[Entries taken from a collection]
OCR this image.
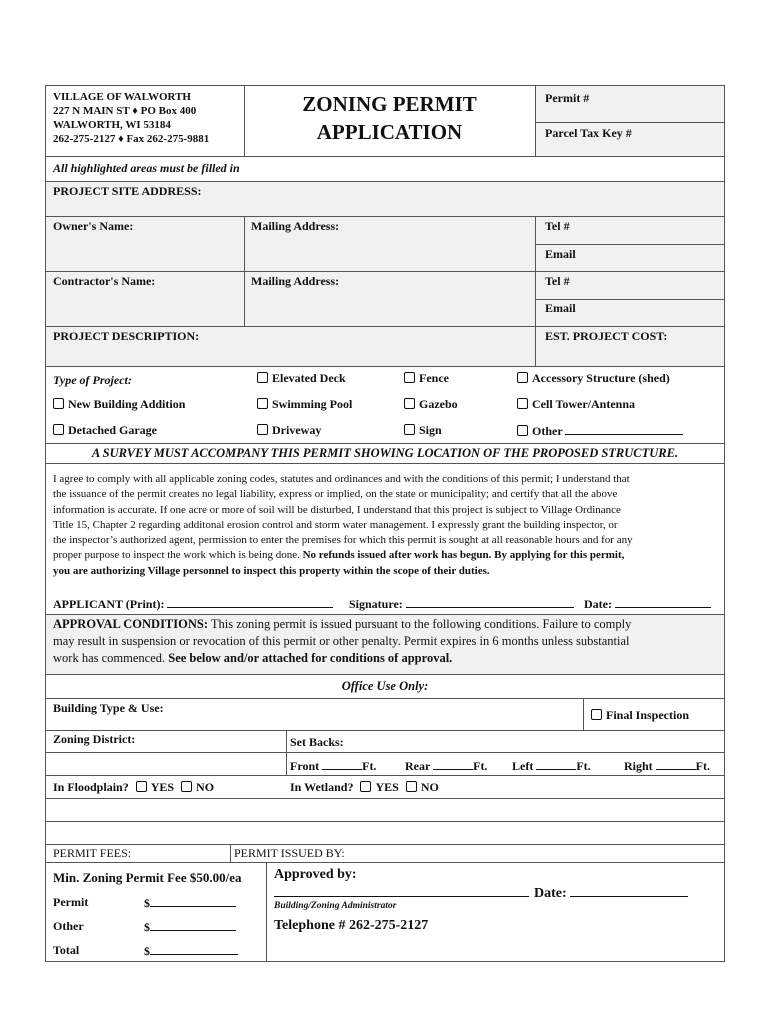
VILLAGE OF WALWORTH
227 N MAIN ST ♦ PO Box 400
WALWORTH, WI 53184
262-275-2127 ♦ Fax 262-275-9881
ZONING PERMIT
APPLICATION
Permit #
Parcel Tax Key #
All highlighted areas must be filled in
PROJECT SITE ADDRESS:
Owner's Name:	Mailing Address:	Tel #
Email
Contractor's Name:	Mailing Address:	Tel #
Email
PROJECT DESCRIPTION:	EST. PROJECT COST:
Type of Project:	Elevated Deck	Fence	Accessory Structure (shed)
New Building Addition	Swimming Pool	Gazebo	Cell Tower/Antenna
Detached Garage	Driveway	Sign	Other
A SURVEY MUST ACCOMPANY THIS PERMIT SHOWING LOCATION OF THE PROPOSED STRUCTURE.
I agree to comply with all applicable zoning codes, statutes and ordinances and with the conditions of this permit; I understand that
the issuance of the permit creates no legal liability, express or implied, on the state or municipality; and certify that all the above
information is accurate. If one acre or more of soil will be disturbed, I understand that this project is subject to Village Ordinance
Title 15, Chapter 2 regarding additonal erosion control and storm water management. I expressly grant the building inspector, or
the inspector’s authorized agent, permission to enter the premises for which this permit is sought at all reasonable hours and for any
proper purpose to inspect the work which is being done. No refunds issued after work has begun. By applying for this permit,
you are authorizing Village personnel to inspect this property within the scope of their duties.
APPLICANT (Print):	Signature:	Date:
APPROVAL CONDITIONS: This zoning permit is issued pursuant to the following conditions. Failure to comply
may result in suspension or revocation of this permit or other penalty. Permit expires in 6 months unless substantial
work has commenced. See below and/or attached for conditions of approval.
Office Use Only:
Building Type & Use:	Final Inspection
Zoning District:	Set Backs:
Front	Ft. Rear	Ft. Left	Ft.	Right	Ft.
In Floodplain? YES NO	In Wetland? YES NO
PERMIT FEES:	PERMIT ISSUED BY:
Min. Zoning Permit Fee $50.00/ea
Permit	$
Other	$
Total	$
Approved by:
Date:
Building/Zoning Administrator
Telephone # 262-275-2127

● Task goal
Give the count of lines in the records that contain "work", and no other text.

● Response
2